Pick out the lines below that include the string "higher".

▬▬▬▬▬▬

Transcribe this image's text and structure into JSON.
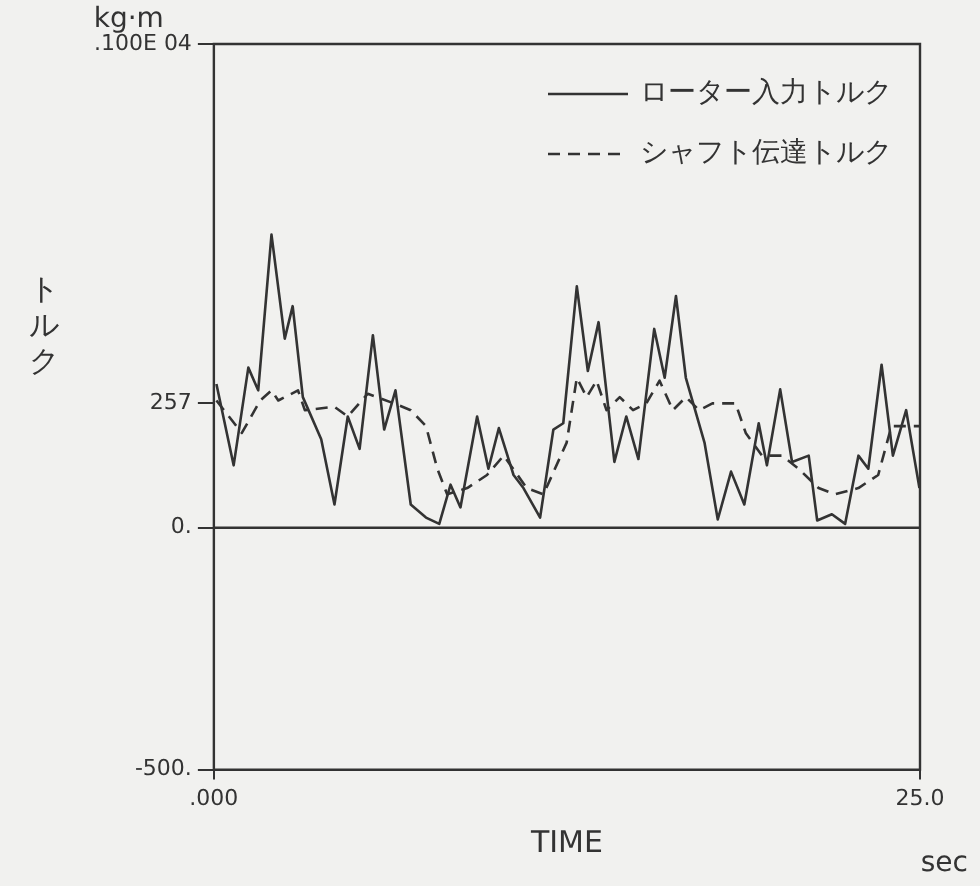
{
  "chart_data": {
    "type": "line",
    "xlabel": "TIME",
    "ylabel": "トルク",
    "annotations": [
      "kg·m",
      "sec"
    ],
    "xlim": [
      0,
      25
    ],
    "xticks": [
      {
        "value": 0,
        "label": ".000"
      },
      {
        "value": 25,
        "label": "25.0"
      }
    ],
    "ylim": [
      -500,
      1000
    ],
    "yticks": [
      {
        "value": -500,
        "label": "-500."
      },
      {
        "value": 0,
        "label": "0."
      },
      {
        "value": 257,
        "label": "257"
      },
      {
        "value": 1000,
        "label": ".100E 04"
      }
    ],
    "ref_lines": [
      {
        "axis": "y",
        "value": 0,
        "color": "#333333"
      }
    ],
    "grid": false,
    "legend": "top right",
    "marker": "none",
    "series": [
      {
        "name": "ローター入力トルク",
        "color": "#333333",
        "line_style": "solid",
        "x": [
          0.09,
          0.7,
          1.22,
          1.57,
          2.04,
          2.51,
          2.79,
          3.15,
          3.8,
          4.27,
          4.74,
          5.16,
          5.63,
          6.03,
          6.43,
          6.97,
          7.51,
          7.98,
          8.38,
          8.73,
          9.32,
          9.72,
          10.09,
          10.61,
          10.96,
          11.55,
          12.02,
          12.37,
          12.85,
          13.24,
          13.62,
          14.18,
          14.6,
          15.03,
          15.59,
          15.96,
          16.36,
          16.71,
          17.37,
          17.84,
          18.31,
          18.78,
          19.29,
          19.58,
          20.05,
          20.47,
          21.06,
          21.36,
          21.88,
          22.35,
          22.82,
          23.17,
          23.64,
          24.04,
          24.51,
          24.98
        ],
        "values": [
          297,
          129,
          331,
          284,
          606,
          391,
          458,
          270,
          183,
          48,
          230,
          163,
          398,
          203,
          284,
          48,
          21,
          8,
          89,
          42,
          230,
          122,
          206,
          109,
          82,
          21,
          203,
          216,
          499,
          324,
          425,
          136,
          230,
          142,
          411,
          310,
          479,
          310,
          176,
          17,
          116,
          48,
          216,
          129,
          286,
          136,
          149,
          15,
          28,
          8,
          149,
          122,
          337,
          149,
          243,
          82
        ]
      },
      {
        "name": "シャフト伝達トルク",
        "color": "#333333",
        "line_style": "dashed",
        "x": [
          0.09,
          0.99,
          1.64,
          2.04,
          2.28,
          2.98,
          3.22,
          4.27,
          4.74,
          5.45,
          6.38,
          6.97,
          7.51,
          7.91,
          8.26,
          8.97,
          9.67,
          10.26,
          11.08,
          11.67,
          12.49,
          12.85,
          13.2,
          13.55,
          13.9,
          14.37,
          14.84,
          15.31,
          15.78,
          16.25,
          16.71,
          17.18,
          17.65,
          18.47,
          18.83,
          19.41,
          20.12,
          20.7,
          21.41,
          21.99,
          22.82,
          23.52,
          23.99,
          24.98
        ],
        "values": [
          263,
          196,
          263,
          284,
          263,
          284,
          243,
          250,
          230,
          277,
          257,
          243,
          210,
          122,
          69,
          82,
          109,
          149,
          82,
          69,
          176,
          310,
          270,
          304,
          243,
          270,
          243,
          257,
          304,
          243,
          270,
          243,
          257,
          257,
          196,
          149,
          149,
          122,
          82,
          69,
          82,
          109,
          210,
          210
        ]
      }
    ]
  }
}
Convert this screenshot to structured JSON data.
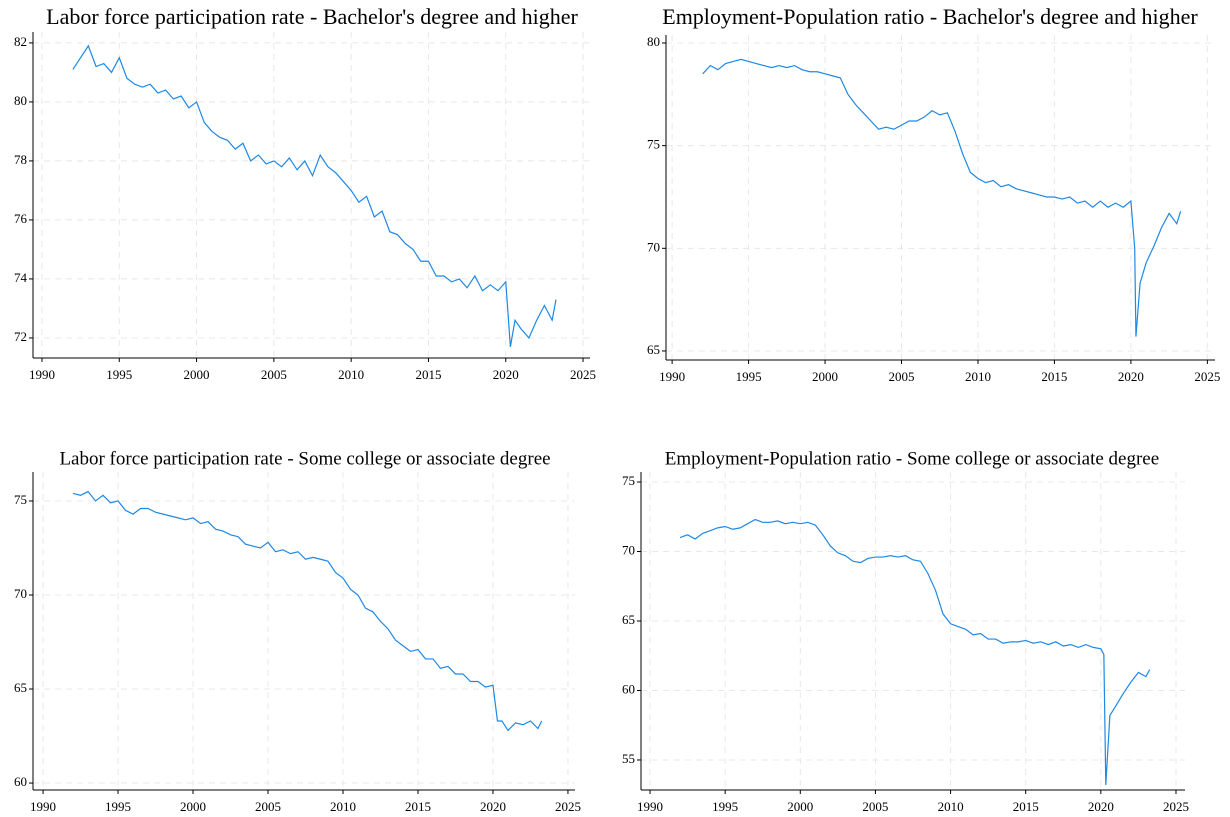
{
  "chart_data": [
    {
      "type": "line",
      "title": "Labor force participation rate - Bachelor's degree and higher",
      "color": "#1e88e5",
      "grid": true,
      "xlim": [
        1989.42,
        2025.45
      ],
      "ylim": [
        71.32,
        82.37
      ],
      "xticks": [
        1990,
        1995,
        2000,
        2005,
        2010,
        2015,
        2020,
        2025
      ],
      "yticks": [
        72,
        74,
        76,
        78,
        80,
        82
      ],
      "x": [
        1992.0,
        1992.5,
        1993.0,
        1993.5,
        1994.0,
        1994.5,
        1995.0,
        1995.5,
        1996.0,
        1996.5,
        1997.0,
        1997.5,
        1998.0,
        1998.5,
        1999.0,
        1999.5,
        2000.0,
        2000.5,
        2001.0,
        2001.5,
        2002.0,
        2002.5,
        2003.0,
        2003.5,
        2004.0,
        2004.5,
        2005.0,
        2005.5,
        2006.0,
        2006.5,
        2007.0,
        2007.5,
        2008.0,
        2008.5,
        2009.0,
        2009.5,
        2010.0,
        2010.5,
        2011.0,
        2011.5,
        2012.0,
        2012.5,
        2013.0,
        2013.5,
        2014.0,
        2014.5,
        2015.0,
        2015.5,
        2016.0,
        2016.5,
        2017.0,
        2017.5,
        2018.0,
        2018.5,
        2019.0,
        2019.5,
        2020.0,
        2020.3,
        2020.6,
        2021.0,
        2021.5,
        2022.0,
        2022.5,
        2023.0,
        2023.25
      ],
      "values": [
        81.1,
        81.5,
        81.9,
        81.2,
        81.3,
        81.0,
        81.5,
        80.8,
        80.6,
        80.5,
        80.6,
        80.3,
        80.4,
        80.1,
        80.2,
        79.8,
        80.0,
        79.3,
        79.0,
        78.8,
        78.7,
        78.4,
        78.6,
        78.0,
        78.2,
        77.9,
        78.0,
        77.8,
        78.1,
        77.7,
        78.0,
        77.5,
        78.2,
        77.8,
        77.6,
        77.3,
        77.0,
        76.6,
        76.8,
        76.1,
        76.3,
        75.6,
        75.5,
        75.2,
        75.0,
        74.6,
        74.6,
        74.1,
        74.1,
        73.9,
        74.0,
        73.7,
        74.1,
        73.6,
        73.8,
        73.6,
        73.9,
        71.7,
        72.6,
        72.3,
        72.0,
        72.6,
        73.1,
        72.6,
        73.3
      ]
    },
    {
      "type": "line",
      "title": "Employment-Population ratio - Bachelor's degree and higher",
      "color": "#1e88e5",
      "grid": true,
      "xlim": [
        1989.6,
        2025.5
      ],
      "ylim": [
        64.56,
        80.39
      ],
      "xticks": [
        1990,
        1995,
        2000,
        2005,
        2010,
        2015,
        2020,
        2025
      ],
      "yticks": [
        65,
        70,
        75,
        80
      ],
      "x": [
        1992.0,
        1992.5,
        1993.0,
        1993.5,
        1994.0,
        1994.5,
        1995.0,
        1995.5,
        1996.0,
        1996.5,
        1997.0,
        1997.5,
        1998.0,
        1998.5,
        1999.0,
        1999.5,
        2000.0,
        2000.5,
        2001.0,
        2001.5,
        2002.0,
        2002.5,
        2003.0,
        2003.5,
        2004.0,
        2004.5,
        2005.0,
        2005.5,
        2006.0,
        2006.5,
        2007.0,
        2007.5,
        2008.0,
        2008.5,
        2009.0,
        2009.5,
        2010.0,
        2010.5,
        2011.0,
        2011.5,
        2012.0,
        2012.5,
        2013.0,
        2013.5,
        2014.0,
        2014.5,
        2015.0,
        2015.5,
        2016.0,
        2016.5,
        2017.0,
        2017.5,
        2018.0,
        2018.5,
        2019.0,
        2019.5,
        2020.0,
        2020.25,
        2020.33,
        2020.6,
        2021.0,
        2021.5,
        2022.0,
        2022.5,
        2023.0,
        2023.25
      ],
      "values": [
        78.5,
        78.9,
        78.7,
        79.0,
        79.1,
        79.2,
        79.1,
        79.0,
        78.9,
        78.8,
        78.9,
        78.8,
        78.9,
        78.7,
        78.6,
        78.6,
        78.5,
        78.4,
        78.3,
        77.5,
        77.0,
        76.6,
        76.2,
        75.8,
        75.9,
        75.8,
        76.0,
        76.2,
        76.2,
        76.4,
        76.7,
        76.5,
        76.6,
        75.7,
        74.6,
        73.7,
        73.4,
        73.2,
        73.3,
        73.0,
        73.1,
        72.9,
        72.8,
        72.7,
        72.6,
        72.5,
        72.5,
        72.4,
        72.5,
        72.2,
        72.3,
        72.0,
        72.3,
        72.0,
        72.2,
        72.0,
        72.3,
        70.0,
        65.7,
        68.3,
        69.3,
        70.1,
        71.0,
        71.7,
        71.2,
        71.8
      ]
    },
    {
      "type": "line",
      "title": "Labor force participation rate - Some college or associate degree",
      "color": "#1e88e5",
      "grid": true,
      "xlim": [
        1989.33,
        2025.47
      ],
      "ylim": [
        59.63,
        76.54
      ],
      "xticks": [
        1990,
        1995,
        2000,
        2005,
        2010,
        2015,
        2020,
        2025
      ],
      "yticks": [
        60,
        65,
        70,
        75
      ],
      "x": [
        1992.0,
        1992.5,
        1993.0,
        1993.5,
        1994.0,
        1994.5,
        1995.0,
        1995.5,
        1996.0,
        1996.5,
        1997.0,
        1997.5,
        1998.0,
        1998.5,
        1999.0,
        1999.5,
        2000.0,
        2000.5,
        2001.0,
        2001.5,
        2002.0,
        2002.5,
        2003.0,
        2003.5,
        2004.0,
        2004.5,
        2005.0,
        2005.5,
        2006.0,
        2006.5,
        2007.0,
        2007.5,
        2008.0,
        2008.5,
        2009.0,
        2009.5,
        2010.0,
        2010.5,
        2011.0,
        2011.5,
        2012.0,
        2012.5,
        2013.0,
        2013.5,
        2014.0,
        2014.5,
        2015.0,
        2015.5,
        2016.0,
        2016.5,
        2017.0,
        2017.5,
        2018.0,
        2018.5,
        2019.0,
        2019.5,
        2020.0,
        2020.3,
        2020.6,
        2021.0,
        2021.5,
        2022.0,
        2022.5,
        2023.0,
        2023.25
      ],
      "values": [
        75.4,
        75.3,
        75.5,
        75.0,
        75.3,
        74.9,
        75.0,
        74.5,
        74.3,
        74.6,
        74.6,
        74.4,
        74.3,
        74.2,
        74.1,
        74.0,
        74.1,
        73.8,
        73.9,
        73.5,
        73.4,
        73.2,
        73.1,
        72.7,
        72.6,
        72.5,
        72.8,
        72.3,
        72.4,
        72.2,
        72.3,
        71.9,
        72.0,
        71.9,
        71.8,
        71.2,
        70.9,
        70.3,
        70.0,
        69.3,
        69.1,
        68.6,
        68.2,
        67.6,
        67.3,
        67.0,
        67.1,
        66.6,
        66.6,
        66.1,
        66.2,
        65.8,
        65.8,
        65.4,
        65.4,
        65.1,
        65.2,
        63.3,
        63.3,
        62.8,
        63.2,
        63.1,
        63.3,
        62.9,
        63.3
      ]
    },
    {
      "type": "line",
      "title": "Employment-Population ratio - Some college or associate degree",
      "color": "#1e88e5",
      "grid": true,
      "xlim": [
        1989.4,
        2025.6
      ],
      "ylim": [
        52.84,
        75.72
      ],
      "xticks": [
        1990,
        1995,
        2000,
        2005,
        2010,
        2015,
        2020,
        2025
      ],
      "yticks": [
        55,
        60,
        65,
        70,
        75
      ],
      "x": [
        1992.0,
        1992.5,
        1993.0,
        1993.5,
        1994.0,
        1994.5,
        1995.0,
        1995.5,
        1996.0,
        1996.5,
        1997.0,
        1997.5,
        1998.0,
        1998.5,
        1999.0,
        1999.5,
        2000.0,
        2000.5,
        2001.0,
        2001.5,
        2002.0,
        2002.5,
        2003.0,
        2003.5,
        2004.0,
        2004.5,
        2005.0,
        2005.5,
        2006.0,
        2006.5,
        2007.0,
        2007.5,
        2008.0,
        2008.5,
        2009.0,
        2009.5,
        2010.0,
        2010.5,
        2011.0,
        2011.5,
        2012.0,
        2012.5,
        2013.0,
        2013.5,
        2014.0,
        2014.5,
        2015.0,
        2015.5,
        2016.0,
        2016.5,
        2017.0,
        2017.5,
        2018.0,
        2018.5,
        2019.0,
        2019.5,
        2020.0,
        2020.2,
        2020.33,
        2020.6,
        2021.0,
        2021.5,
        2022.0,
        2022.5,
        2023.0,
        2023.25
      ],
      "values": [
        71.0,
        71.2,
        70.9,
        71.3,
        71.5,
        71.7,
        71.8,
        71.6,
        71.7,
        72.0,
        72.3,
        72.1,
        72.1,
        72.2,
        72.0,
        72.1,
        72.0,
        72.1,
        71.9,
        71.2,
        70.4,
        69.9,
        69.7,
        69.3,
        69.2,
        69.5,
        69.6,
        69.6,
        69.7,
        69.6,
        69.7,
        69.4,
        69.3,
        68.4,
        67.2,
        65.5,
        64.8,
        64.6,
        64.4,
        64.0,
        64.1,
        63.7,
        63.7,
        63.4,
        63.5,
        63.5,
        63.6,
        63.4,
        63.5,
        63.3,
        63.5,
        63.2,
        63.3,
        63.1,
        63.3,
        63.1,
        63.0,
        62.6,
        53.2,
        58.2,
        58.9,
        59.8,
        60.6,
        61.3,
        61.0,
        61.5
      ]
    }
  ]
}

▬▬▬▬▬▬

▶ TASK RESPONSE:
      "title": "Labor force participation rate - Bachelor's degree and higher",
      "title": "Employment-Population ratio - Bachelor's degree and higher",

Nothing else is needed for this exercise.